-------- Record extracts

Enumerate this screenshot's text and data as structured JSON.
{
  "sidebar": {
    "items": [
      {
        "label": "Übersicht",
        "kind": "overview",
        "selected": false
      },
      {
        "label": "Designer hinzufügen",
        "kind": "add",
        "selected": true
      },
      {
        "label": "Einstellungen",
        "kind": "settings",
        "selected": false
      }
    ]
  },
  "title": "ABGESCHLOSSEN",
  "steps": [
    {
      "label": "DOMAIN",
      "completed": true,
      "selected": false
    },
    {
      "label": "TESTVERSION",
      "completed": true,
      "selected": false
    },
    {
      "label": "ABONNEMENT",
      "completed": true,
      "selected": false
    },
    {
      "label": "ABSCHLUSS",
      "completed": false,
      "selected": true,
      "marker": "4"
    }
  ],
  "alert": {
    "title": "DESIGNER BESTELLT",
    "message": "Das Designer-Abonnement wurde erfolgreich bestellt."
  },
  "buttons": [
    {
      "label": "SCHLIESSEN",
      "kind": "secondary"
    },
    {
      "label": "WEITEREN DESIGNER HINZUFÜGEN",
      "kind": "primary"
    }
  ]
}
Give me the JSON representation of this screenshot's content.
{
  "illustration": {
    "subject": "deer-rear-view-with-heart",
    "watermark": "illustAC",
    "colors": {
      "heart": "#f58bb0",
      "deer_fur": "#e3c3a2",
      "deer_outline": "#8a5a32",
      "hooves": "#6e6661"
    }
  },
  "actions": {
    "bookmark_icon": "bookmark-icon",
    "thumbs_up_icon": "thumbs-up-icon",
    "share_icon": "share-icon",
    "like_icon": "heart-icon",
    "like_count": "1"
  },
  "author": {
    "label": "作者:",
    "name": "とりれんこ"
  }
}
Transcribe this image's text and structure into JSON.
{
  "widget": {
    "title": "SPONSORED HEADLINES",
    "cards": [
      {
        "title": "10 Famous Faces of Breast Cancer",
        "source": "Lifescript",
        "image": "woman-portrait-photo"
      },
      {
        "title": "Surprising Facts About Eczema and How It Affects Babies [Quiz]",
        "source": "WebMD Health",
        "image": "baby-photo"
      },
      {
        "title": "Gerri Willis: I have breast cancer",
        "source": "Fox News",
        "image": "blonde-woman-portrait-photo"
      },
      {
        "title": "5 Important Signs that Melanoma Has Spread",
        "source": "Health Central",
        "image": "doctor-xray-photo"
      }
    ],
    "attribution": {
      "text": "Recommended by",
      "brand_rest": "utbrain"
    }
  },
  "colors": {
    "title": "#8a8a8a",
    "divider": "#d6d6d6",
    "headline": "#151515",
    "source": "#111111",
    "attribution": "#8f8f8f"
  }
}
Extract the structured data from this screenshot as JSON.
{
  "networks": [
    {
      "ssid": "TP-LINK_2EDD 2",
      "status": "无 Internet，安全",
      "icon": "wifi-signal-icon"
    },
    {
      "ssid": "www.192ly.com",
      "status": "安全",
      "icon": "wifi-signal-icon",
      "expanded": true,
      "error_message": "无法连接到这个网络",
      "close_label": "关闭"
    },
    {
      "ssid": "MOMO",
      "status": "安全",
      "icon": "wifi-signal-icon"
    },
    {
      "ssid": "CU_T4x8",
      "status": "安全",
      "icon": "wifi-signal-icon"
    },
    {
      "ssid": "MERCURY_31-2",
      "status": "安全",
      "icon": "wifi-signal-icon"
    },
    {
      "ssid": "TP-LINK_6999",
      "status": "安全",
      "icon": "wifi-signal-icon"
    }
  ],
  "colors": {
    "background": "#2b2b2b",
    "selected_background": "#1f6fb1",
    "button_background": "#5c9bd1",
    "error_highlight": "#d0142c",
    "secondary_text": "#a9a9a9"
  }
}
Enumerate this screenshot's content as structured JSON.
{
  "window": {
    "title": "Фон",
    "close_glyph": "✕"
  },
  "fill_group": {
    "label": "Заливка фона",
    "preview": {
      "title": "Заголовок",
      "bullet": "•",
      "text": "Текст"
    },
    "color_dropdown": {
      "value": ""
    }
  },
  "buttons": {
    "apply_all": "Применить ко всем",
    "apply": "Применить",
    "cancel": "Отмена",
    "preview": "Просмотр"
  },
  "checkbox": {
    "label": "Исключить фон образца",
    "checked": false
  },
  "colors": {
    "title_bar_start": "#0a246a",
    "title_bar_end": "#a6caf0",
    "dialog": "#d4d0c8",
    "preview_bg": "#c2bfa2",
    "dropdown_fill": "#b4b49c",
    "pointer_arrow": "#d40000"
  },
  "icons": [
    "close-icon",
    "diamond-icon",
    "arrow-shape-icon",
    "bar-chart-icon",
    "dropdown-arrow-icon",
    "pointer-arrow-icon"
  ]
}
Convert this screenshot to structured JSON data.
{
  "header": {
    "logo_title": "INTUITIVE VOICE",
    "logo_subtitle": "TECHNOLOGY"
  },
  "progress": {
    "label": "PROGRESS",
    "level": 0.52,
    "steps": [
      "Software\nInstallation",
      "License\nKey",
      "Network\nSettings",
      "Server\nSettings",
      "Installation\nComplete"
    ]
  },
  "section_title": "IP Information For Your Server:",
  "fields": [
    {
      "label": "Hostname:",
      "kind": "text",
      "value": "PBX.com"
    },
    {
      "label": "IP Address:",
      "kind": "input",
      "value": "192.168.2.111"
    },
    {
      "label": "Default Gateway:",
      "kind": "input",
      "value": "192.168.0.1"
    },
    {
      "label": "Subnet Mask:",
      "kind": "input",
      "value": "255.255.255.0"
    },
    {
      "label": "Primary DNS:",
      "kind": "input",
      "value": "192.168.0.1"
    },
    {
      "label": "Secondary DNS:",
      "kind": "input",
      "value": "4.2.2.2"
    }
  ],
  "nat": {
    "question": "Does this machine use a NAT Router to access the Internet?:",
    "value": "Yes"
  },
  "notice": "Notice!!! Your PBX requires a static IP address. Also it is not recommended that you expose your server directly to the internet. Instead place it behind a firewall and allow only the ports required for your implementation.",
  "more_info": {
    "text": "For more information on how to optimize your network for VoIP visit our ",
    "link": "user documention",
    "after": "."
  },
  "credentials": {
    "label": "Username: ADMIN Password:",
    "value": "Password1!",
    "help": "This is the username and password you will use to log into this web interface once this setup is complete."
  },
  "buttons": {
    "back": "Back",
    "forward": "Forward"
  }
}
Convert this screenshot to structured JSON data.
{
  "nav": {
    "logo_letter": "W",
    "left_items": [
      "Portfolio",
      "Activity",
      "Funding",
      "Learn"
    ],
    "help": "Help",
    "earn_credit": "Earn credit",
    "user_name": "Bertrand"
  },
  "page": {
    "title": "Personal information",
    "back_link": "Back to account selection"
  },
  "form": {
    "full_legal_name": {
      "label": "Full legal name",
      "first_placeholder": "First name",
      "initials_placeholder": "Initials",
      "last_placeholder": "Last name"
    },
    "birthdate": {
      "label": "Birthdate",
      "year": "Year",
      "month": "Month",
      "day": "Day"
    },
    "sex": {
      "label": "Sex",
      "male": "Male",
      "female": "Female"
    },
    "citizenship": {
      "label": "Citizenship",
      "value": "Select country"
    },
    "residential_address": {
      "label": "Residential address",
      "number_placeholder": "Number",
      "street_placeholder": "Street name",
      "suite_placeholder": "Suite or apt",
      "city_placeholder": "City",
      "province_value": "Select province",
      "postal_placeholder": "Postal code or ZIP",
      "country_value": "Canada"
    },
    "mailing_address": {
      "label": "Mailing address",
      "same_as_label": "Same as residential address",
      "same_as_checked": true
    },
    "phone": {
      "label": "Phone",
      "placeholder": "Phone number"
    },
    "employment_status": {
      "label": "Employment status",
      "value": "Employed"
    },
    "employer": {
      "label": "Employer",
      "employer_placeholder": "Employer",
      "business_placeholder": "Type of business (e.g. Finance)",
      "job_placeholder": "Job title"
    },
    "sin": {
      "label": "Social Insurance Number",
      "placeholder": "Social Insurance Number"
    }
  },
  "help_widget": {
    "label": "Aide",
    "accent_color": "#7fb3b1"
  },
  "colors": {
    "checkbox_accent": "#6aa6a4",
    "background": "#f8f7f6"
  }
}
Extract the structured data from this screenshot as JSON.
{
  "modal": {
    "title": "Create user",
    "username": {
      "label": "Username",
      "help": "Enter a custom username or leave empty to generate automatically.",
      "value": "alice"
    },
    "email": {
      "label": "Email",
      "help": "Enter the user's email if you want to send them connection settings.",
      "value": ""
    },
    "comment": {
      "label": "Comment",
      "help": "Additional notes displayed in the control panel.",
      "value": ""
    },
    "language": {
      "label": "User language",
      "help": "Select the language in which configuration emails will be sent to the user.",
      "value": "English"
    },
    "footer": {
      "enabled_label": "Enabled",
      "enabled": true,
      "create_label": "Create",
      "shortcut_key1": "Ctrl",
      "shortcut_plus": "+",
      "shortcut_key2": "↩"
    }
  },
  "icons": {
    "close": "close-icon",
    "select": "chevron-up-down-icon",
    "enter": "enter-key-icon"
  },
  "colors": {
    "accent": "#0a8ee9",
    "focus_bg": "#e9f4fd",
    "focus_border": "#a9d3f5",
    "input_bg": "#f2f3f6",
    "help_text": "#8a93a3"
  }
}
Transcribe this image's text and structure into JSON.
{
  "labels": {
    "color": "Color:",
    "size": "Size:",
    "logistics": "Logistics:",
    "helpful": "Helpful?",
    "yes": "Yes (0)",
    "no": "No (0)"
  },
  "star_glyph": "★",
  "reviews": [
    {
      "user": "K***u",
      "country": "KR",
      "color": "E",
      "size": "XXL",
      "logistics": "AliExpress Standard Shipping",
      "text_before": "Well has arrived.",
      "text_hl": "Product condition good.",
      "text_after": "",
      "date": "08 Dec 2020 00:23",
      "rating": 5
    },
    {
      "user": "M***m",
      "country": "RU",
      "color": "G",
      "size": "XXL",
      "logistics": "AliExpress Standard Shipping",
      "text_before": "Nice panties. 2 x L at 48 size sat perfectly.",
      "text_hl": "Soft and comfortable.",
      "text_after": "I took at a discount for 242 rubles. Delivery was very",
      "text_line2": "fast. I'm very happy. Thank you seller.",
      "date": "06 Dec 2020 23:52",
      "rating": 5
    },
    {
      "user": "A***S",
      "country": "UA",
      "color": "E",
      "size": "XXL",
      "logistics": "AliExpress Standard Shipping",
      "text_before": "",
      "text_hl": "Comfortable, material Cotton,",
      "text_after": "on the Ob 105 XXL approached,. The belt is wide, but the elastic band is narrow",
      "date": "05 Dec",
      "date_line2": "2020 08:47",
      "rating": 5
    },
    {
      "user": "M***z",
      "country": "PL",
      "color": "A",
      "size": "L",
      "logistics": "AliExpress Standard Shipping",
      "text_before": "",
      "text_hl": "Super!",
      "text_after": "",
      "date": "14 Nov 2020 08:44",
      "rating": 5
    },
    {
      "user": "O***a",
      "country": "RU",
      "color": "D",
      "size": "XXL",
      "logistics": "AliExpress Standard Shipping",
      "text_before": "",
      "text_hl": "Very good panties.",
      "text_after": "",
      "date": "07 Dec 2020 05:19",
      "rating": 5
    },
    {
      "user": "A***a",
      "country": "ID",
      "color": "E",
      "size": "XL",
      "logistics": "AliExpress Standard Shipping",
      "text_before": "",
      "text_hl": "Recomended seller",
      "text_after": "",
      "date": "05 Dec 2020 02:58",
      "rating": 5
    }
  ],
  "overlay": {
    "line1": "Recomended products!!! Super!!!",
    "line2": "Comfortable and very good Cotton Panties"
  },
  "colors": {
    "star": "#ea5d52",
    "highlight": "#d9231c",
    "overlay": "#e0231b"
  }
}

----------------

Work to do => From the entries, report each line that includes the word "this".

Solution to the problem =>
Enumerate this screenshot's text and data as structured JSON.
Give me the JSON representation of this screenshot's content.
Transcribe this image's text and structure into JSON.
Extract the structured data from this screenshot as JSON.
Enumerate this screenshot's content as structured JSON.
Convert this screenshot to structured JSON data.
    "question": "Does this machine use a NAT Router to access the Internet?:",
    "help": "This is the username and password you will use to log into this web interface once this setup is complete."
Convert this screenshot to structured JSON data.
Extract the structured data from this screenshot as JSON.
Transcribe this image's text and structure into JSON.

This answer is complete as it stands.